Excerpted text:
- - - -

Zach Brown March 7, 2014, 12:25 a.m. UTC | #1

On Thu, Mar 06, 2014 at 07:01:07PM -0500, Josef Bacik wrote:
> Zach found this deadlock that would happen like this
> 
> btrfs_end_transaction <- reduce trans->use_count to 0
>   btrfs_run_delayed_refs
>     btrfs_cow_block
>       find_free_extent
> 	btrfs_start_transaction <- increase trans->use_count to 1
>           allocate chunk
> 	btrfs_end_transaction <- decrease trans->use_count to 0
> 	  btrfs_run_delayed_refs
> 	    lock tree block we are cowing above ^^

Indeed, I stumbled across this while trying to reproduce reported
problems with iozone.  This deadlock would consistently hit during
random 1k reads in a 2gig file.

> We need to only decrease trans->use_count if it is above 1, otherwise leave it
> alone.  This will make nested trans be the only ones who decrease their added
> ref, and will let us get rid of the trans->use_count++ hack if we have to commit
> the transaction.  Thanks,

And this fixes it.  It's run through a few times successfully.

> cc: stable@vger.kernel.org
> Reported-by: Zach Brown <zab@redhat.com>
> Signed-off-by: Josef Bacik <jbacik@fb.com>

Tested-by: Zach Brown <zab@redhat.com>

- z
--
To unsubscribe from this list: send the line "unsubscribe linux-btrfs" in
the body of a message to majordomo@vger.kernel.org
More majordomo info at  http://vger.kernel.org/majordomo-info.html

Rich Freeman March 12, 2014, 12:56 p.m. UTC | #2

On Thu, Mar 6, 2014 at 7:25 PM, Zach Brown <zab@redhat.com> wrote:
> On Thu, Mar 06, 2014 at 07:01:07PM -0500, Josef Bacik wrote:
>> Zach found this deadlock that would happen like this
>>
>
> And this fixes it.  It's run through a few times successfully.

- - - -

Data section:
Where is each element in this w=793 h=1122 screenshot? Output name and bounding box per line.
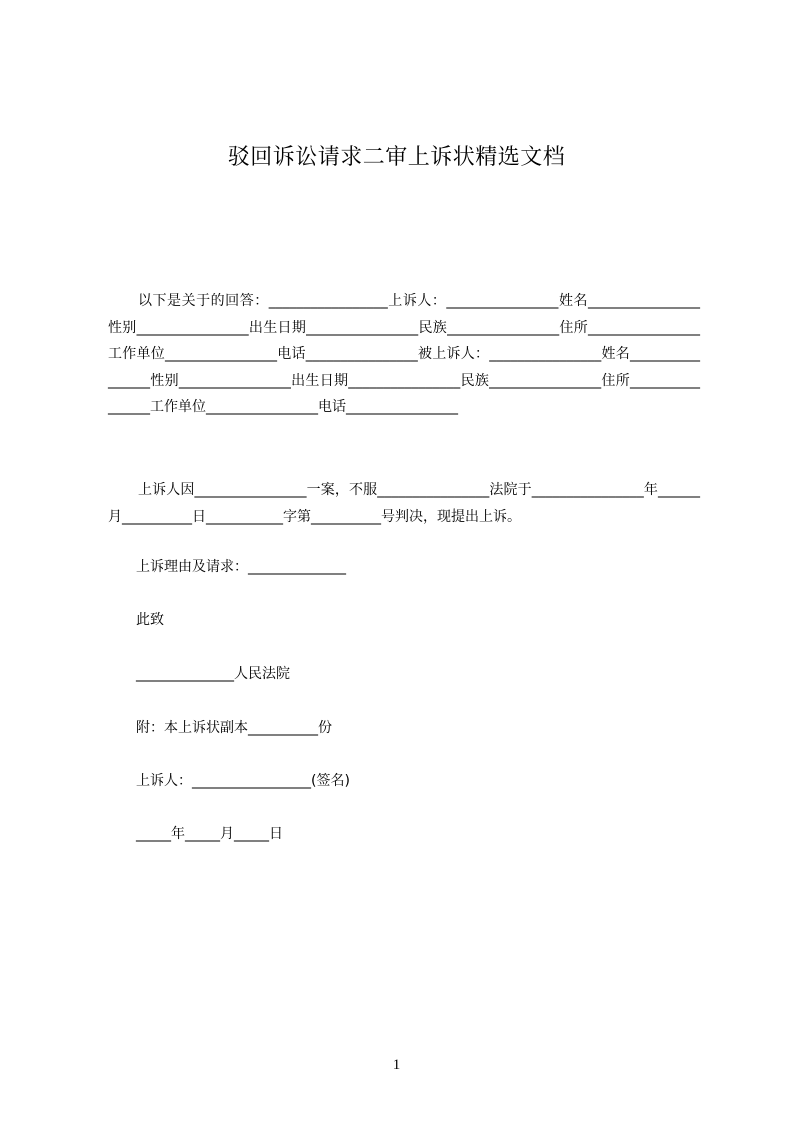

- - - -

Required tasks:
(A) From the btrfs deadlock thread above, reproduce the passage from "Indeed, I stumbled" to "a 2gig file." word for word.
(B) In the btrfs deadlock thread, what change to trans->use_count is proposed, and what does the thread say that change achieves? Answer in one to three sentences.

Answers for this exercise:
(A)
Indeed, I stumbled across this while trying to reproduce reported
problems with iozone.  This deadlock would consistently hit during
random 1k reads in a 2gig file.

(B) The proposal is to decrease trans->use_count only when it is above 1 and otherwise leave it alone. That way only nested transactions decrease the ref they added. It also removes the need for the trans->use_count++ hack when the transaction has to be committed.